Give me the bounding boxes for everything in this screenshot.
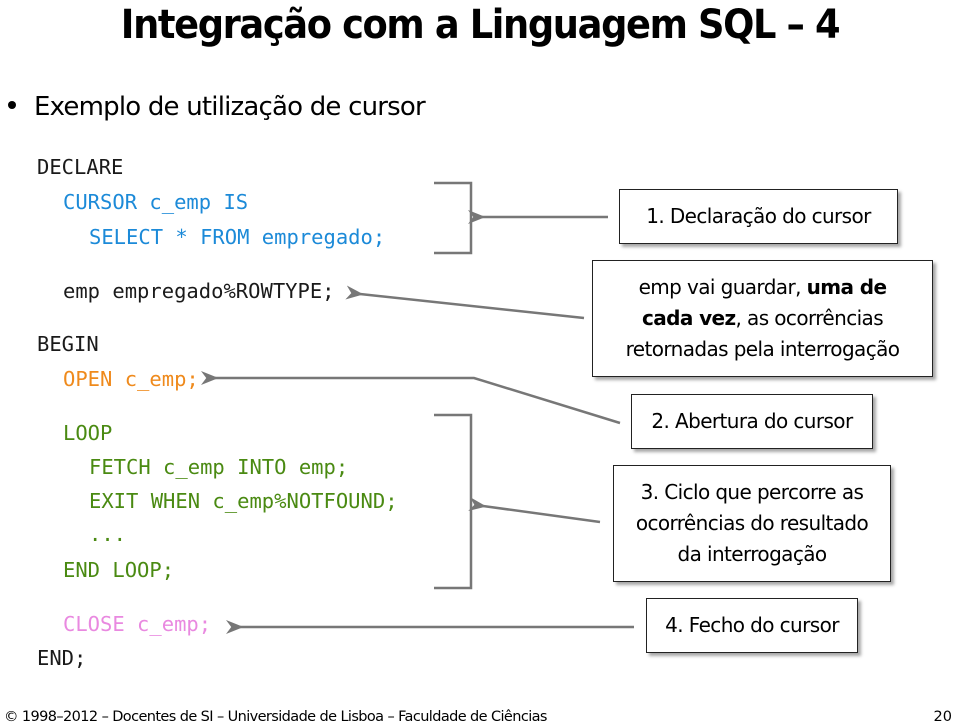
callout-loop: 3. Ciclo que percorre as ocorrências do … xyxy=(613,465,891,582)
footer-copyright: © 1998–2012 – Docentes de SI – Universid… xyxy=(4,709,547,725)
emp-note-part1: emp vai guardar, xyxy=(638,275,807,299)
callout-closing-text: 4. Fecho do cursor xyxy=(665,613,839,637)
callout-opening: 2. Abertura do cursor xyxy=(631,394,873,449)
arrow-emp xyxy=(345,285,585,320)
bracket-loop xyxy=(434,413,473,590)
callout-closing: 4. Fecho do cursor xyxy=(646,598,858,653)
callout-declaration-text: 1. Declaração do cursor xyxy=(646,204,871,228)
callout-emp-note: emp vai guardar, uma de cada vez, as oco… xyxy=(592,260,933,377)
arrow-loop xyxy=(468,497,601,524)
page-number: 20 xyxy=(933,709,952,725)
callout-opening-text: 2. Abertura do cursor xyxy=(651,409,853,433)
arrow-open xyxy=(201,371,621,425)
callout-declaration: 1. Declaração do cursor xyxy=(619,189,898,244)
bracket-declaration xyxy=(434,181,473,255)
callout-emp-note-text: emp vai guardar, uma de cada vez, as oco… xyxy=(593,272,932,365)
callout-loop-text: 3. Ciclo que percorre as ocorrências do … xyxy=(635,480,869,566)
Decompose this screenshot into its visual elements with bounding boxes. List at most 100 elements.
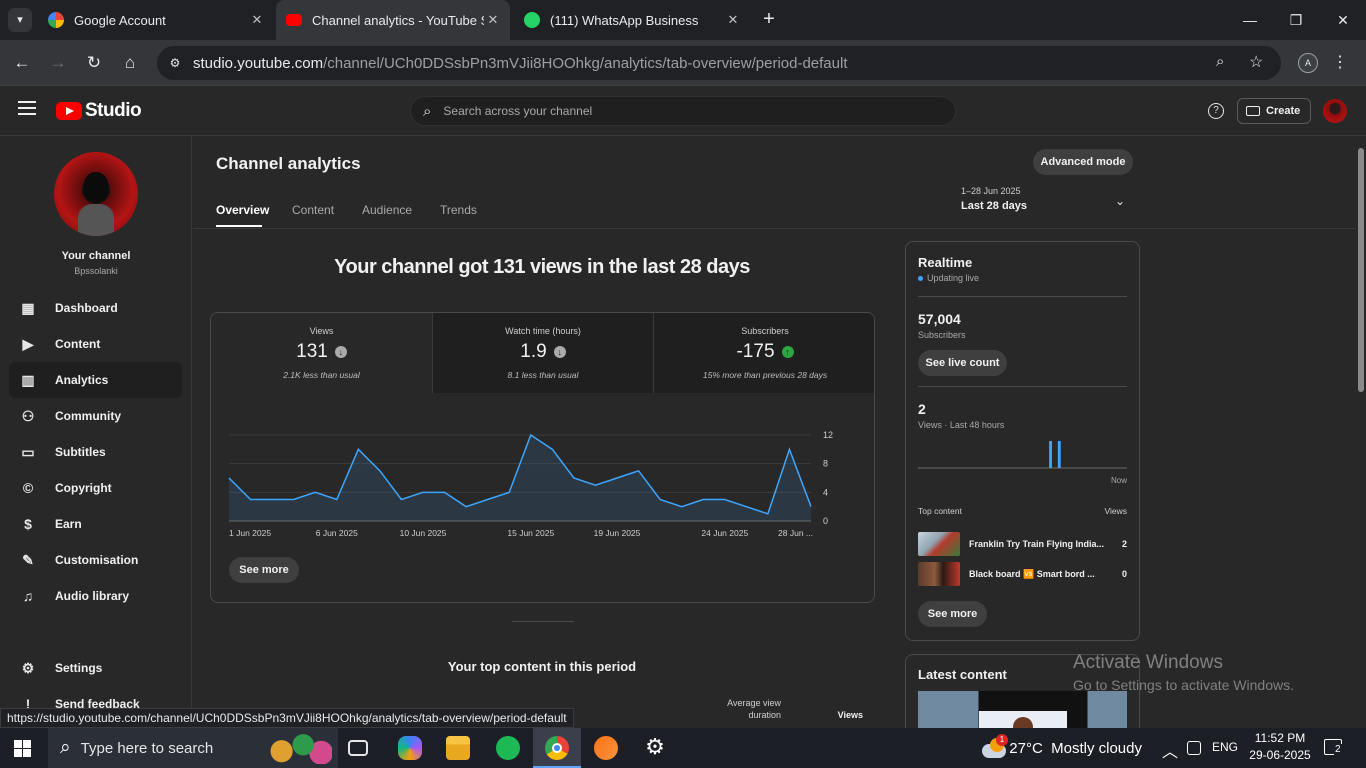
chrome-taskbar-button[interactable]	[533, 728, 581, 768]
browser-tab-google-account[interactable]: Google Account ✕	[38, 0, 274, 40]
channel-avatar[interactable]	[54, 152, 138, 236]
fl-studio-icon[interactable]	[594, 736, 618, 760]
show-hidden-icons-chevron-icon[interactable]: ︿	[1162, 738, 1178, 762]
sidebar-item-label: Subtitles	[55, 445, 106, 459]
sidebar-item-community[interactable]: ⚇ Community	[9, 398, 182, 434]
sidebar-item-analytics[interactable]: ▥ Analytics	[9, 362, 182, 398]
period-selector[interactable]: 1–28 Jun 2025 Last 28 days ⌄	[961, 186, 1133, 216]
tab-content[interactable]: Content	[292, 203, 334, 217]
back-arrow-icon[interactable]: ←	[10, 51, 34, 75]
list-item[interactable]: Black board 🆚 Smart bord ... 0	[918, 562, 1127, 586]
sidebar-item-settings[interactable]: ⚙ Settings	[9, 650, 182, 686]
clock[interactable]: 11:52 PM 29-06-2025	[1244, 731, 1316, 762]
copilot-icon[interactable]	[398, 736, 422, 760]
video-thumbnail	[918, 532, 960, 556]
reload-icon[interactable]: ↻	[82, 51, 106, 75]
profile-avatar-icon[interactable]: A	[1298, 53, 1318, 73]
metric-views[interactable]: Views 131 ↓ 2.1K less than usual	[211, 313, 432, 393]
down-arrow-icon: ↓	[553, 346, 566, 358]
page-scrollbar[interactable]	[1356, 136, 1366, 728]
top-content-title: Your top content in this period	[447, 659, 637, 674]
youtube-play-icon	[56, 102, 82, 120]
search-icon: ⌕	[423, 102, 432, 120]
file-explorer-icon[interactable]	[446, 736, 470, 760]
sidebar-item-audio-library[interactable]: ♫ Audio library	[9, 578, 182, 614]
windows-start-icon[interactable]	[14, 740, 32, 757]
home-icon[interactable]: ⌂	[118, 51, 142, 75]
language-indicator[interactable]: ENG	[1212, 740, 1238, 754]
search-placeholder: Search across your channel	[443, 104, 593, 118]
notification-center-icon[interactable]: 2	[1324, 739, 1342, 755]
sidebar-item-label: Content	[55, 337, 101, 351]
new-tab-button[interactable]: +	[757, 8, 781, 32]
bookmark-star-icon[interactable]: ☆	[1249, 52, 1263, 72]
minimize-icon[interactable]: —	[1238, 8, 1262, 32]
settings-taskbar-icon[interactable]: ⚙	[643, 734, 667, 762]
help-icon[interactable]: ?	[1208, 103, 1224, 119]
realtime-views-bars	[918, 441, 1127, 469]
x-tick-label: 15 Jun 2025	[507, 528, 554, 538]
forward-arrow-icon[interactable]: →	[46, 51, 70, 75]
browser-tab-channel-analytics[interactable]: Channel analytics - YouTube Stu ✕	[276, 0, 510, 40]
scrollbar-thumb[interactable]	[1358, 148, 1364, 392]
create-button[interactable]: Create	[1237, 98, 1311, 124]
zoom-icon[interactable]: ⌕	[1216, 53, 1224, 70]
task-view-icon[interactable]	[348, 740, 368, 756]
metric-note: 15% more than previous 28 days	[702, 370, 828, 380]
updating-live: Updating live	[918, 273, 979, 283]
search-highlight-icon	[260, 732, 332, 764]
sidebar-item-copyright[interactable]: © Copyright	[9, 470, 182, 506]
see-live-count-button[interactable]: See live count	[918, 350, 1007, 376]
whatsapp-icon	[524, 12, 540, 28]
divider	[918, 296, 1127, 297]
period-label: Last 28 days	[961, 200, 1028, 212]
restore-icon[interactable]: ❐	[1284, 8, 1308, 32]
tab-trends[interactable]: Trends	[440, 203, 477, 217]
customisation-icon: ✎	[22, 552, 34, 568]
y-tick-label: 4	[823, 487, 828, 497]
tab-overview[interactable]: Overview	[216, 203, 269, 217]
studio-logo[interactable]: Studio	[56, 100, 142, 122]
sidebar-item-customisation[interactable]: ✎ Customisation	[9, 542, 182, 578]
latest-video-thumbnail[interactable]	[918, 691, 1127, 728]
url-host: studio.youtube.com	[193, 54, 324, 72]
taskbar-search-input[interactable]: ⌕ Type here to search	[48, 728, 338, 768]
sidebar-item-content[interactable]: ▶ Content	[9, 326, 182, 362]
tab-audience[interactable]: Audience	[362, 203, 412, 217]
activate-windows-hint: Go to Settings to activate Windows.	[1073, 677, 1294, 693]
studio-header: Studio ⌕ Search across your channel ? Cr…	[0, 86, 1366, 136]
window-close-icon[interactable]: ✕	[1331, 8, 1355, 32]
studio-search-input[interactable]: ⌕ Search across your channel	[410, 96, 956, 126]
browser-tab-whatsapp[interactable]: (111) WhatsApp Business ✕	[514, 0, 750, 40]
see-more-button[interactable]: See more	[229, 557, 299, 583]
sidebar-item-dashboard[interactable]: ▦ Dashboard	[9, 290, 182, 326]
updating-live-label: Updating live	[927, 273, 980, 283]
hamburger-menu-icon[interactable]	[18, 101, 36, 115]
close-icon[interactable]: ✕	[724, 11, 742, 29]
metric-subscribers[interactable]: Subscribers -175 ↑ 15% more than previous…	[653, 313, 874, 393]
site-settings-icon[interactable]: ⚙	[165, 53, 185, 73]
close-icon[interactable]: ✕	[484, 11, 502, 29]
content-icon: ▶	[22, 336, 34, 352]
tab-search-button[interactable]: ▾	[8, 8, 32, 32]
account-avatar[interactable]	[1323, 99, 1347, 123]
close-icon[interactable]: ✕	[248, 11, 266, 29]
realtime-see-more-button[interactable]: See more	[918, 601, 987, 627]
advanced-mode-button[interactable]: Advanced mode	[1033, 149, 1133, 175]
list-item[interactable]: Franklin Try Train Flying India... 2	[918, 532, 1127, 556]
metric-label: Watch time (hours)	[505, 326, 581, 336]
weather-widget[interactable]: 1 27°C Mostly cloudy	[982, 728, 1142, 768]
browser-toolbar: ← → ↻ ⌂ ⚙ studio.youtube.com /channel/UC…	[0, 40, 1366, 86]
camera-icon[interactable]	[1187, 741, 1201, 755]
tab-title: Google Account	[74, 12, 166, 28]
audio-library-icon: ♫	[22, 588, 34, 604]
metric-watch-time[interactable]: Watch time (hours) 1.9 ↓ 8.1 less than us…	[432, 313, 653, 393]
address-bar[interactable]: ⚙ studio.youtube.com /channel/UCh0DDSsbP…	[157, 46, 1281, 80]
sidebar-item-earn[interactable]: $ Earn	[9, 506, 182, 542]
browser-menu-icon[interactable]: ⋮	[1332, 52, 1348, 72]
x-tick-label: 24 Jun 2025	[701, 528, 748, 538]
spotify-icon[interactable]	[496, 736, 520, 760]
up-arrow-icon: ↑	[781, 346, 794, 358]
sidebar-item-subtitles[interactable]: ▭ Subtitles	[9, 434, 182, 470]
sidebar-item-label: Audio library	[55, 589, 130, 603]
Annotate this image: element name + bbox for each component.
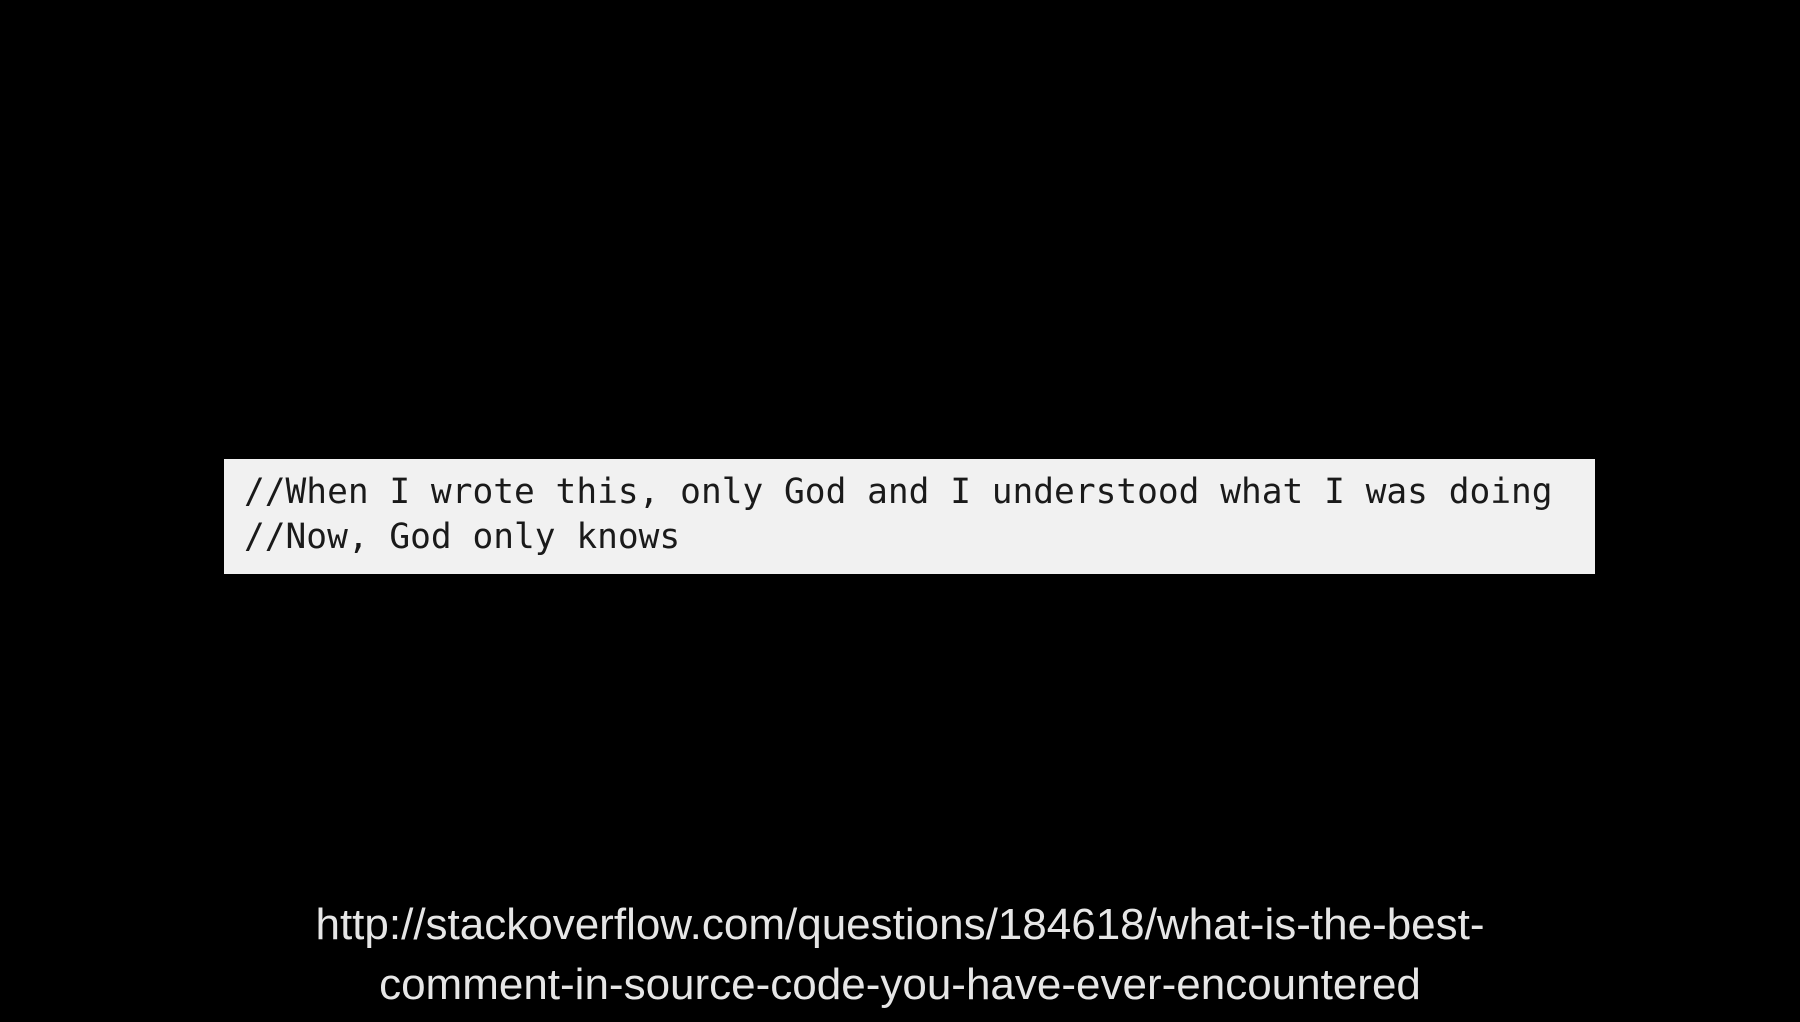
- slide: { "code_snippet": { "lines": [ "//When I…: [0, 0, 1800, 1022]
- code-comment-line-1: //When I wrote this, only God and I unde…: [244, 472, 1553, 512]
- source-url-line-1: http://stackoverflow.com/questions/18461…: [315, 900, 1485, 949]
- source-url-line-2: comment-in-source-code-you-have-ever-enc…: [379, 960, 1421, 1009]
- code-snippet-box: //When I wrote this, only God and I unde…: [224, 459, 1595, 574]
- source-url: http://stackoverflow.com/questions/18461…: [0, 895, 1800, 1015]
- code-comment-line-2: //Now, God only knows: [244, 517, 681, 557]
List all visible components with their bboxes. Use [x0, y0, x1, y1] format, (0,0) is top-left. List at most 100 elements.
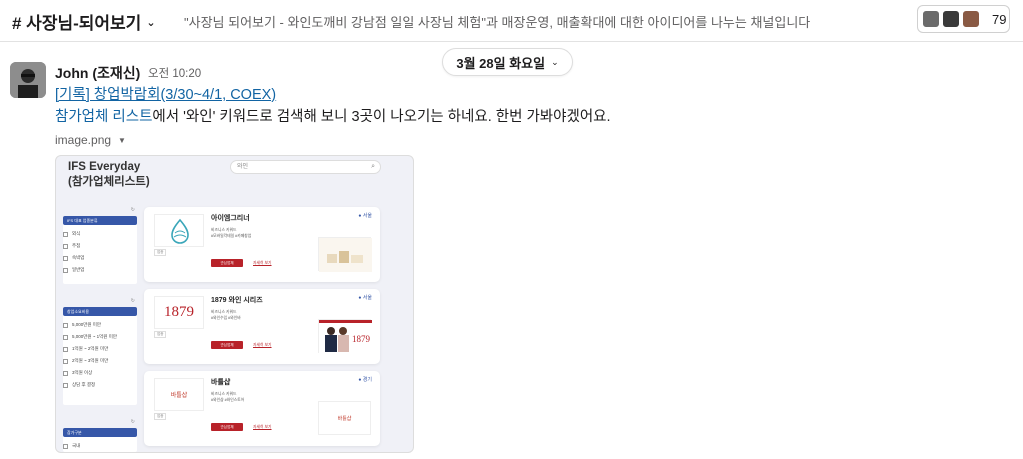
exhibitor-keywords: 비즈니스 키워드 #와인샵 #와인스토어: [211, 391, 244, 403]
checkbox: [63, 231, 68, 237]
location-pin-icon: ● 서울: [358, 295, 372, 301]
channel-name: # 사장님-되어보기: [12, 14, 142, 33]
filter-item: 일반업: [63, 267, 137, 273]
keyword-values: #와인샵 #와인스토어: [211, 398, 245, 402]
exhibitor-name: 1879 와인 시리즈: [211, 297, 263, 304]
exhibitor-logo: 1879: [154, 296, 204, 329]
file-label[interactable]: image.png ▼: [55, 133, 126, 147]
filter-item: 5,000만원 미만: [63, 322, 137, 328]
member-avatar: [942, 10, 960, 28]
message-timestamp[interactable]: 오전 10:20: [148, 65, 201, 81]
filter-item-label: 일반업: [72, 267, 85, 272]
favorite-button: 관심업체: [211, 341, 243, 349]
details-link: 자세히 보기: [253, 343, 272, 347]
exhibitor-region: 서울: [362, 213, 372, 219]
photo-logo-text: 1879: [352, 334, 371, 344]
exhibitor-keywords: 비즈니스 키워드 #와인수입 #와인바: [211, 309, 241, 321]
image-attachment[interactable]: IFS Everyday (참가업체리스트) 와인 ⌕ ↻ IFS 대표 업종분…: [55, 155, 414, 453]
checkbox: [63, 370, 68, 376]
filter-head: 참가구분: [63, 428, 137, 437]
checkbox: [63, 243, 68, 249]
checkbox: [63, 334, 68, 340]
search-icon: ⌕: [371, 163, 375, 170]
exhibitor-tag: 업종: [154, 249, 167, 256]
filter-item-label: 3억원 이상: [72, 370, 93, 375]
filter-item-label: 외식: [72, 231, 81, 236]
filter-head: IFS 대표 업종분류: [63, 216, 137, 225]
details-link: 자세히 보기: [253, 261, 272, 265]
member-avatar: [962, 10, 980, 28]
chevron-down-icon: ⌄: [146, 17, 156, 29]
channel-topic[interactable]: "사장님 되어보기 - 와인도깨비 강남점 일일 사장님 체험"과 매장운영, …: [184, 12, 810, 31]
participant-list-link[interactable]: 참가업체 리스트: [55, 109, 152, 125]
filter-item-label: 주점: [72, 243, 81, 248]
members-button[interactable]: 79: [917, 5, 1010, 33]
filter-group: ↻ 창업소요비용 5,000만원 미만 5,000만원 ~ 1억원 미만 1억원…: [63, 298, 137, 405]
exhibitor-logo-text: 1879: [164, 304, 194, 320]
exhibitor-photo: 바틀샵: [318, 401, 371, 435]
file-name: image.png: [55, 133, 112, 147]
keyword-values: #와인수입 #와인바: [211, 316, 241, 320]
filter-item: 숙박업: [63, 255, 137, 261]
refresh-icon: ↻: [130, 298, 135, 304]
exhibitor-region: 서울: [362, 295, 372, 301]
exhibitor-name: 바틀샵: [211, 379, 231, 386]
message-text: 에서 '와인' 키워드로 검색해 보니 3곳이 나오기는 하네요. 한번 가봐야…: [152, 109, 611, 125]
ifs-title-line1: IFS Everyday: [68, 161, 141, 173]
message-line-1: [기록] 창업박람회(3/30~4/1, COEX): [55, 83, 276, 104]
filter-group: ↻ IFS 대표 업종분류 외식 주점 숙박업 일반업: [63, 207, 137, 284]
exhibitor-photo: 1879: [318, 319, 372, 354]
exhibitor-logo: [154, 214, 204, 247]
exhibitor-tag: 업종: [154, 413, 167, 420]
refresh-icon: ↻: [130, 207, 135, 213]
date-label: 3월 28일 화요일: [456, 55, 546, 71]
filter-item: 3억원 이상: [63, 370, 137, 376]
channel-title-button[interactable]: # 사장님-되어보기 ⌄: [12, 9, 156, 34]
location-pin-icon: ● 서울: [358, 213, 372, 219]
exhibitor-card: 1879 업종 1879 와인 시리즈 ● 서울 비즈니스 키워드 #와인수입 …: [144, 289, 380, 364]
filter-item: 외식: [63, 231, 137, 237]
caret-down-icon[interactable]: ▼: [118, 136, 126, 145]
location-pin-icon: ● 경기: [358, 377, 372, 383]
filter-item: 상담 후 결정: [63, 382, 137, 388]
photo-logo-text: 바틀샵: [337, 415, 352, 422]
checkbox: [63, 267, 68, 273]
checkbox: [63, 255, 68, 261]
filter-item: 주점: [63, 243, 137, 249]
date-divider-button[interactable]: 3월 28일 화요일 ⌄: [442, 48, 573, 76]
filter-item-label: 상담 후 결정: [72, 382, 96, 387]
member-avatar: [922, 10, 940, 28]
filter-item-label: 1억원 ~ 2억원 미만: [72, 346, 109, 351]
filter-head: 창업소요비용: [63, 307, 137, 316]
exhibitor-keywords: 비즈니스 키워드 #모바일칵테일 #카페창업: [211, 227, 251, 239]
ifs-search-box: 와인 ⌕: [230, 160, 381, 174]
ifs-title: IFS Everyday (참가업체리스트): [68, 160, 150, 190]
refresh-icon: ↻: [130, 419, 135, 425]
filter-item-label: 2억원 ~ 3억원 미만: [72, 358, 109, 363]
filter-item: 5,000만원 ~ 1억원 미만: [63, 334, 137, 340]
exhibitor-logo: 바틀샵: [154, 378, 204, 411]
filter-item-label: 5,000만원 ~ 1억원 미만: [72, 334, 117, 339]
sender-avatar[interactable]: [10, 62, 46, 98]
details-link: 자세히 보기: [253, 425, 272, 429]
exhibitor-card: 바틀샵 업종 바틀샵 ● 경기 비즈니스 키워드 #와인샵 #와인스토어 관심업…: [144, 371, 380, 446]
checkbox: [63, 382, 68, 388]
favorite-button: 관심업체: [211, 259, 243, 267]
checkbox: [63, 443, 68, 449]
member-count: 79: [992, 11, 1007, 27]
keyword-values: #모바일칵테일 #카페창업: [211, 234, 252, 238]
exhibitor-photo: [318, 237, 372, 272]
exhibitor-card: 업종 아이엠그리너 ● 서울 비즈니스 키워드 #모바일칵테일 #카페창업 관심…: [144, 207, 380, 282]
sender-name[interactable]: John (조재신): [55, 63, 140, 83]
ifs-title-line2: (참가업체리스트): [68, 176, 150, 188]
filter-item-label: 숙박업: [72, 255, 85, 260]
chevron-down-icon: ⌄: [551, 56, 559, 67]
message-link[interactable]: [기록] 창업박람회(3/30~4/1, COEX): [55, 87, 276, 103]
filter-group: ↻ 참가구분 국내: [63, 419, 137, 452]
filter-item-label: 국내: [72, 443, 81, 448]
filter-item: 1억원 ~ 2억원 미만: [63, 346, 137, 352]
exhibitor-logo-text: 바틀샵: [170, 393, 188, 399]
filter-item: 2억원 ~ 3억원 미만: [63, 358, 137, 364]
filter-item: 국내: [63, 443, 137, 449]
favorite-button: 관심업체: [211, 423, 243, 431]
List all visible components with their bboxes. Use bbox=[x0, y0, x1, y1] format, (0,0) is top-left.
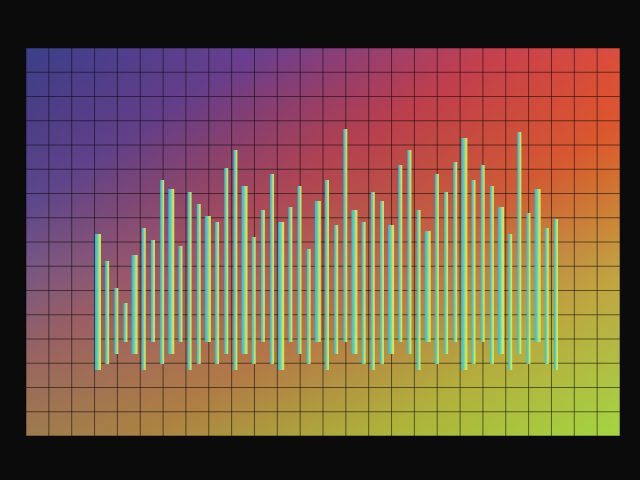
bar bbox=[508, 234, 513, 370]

• • • • • • •

Exercise :: Switch "cursor" to "ponteiro" in the stretch from the start of the records through the line containing "Decompose this screenshot", keeping everything else unchanged and omitting the pictures.

Reply to the exercise ::
Give me the bounding boxes for everything in this screenshot.
callout-loop: 3. Ciclo que percorre as ocorrências do … xyxy=(613,465,891,582)
footer-copyright: © 1998–2012 – Docentes de SI – Universid… xyxy=(4,709,547,725)
emp-note-part1: emp vai guardar, xyxy=(638,275,807,299)
callout-closing-text: 4. Fecho do ponteiro xyxy=(665,613,839,637)
callout-opening: 2. Abertura do ponteiro xyxy=(631,394,873,449)
arrow-emp xyxy=(345,285,585,320)
bracket-loop xyxy=(434,413,473,590)
callout-closing: 4. Fecho do ponteiro xyxy=(646,598,858,653)
callout-declaration-text: 1. Declaração do ponteiro xyxy=(646,204,871,228)
callout-emp-note: emp vai guardar, uma de cada vez, as oco… xyxy=(592,260,933,377)
arrow-loop xyxy=(468,497,601,524)
page-number: 20 xyxy=(933,709,952,725)
callout-opening-text: 2. Abertura do ponteiro xyxy=(651,409,853,433)
arrow-open xyxy=(201,371,621,425)
callout-declaration: 1. Declaração do ponteiro xyxy=(619,189,898,244)
bracket-declaration xyxy=(434,181,473,255)
callout-emp-note-text: emp vai guardar, uma de cada vez, as oco… xyxy=(593,272,932,365)
callout-loop-text: 3. Ciclo que percorre as ocorrências do … xyxy=(635,480,869,566)
Decompose this screenshot into its visual elements with bounding boxes. List at most 100 elements.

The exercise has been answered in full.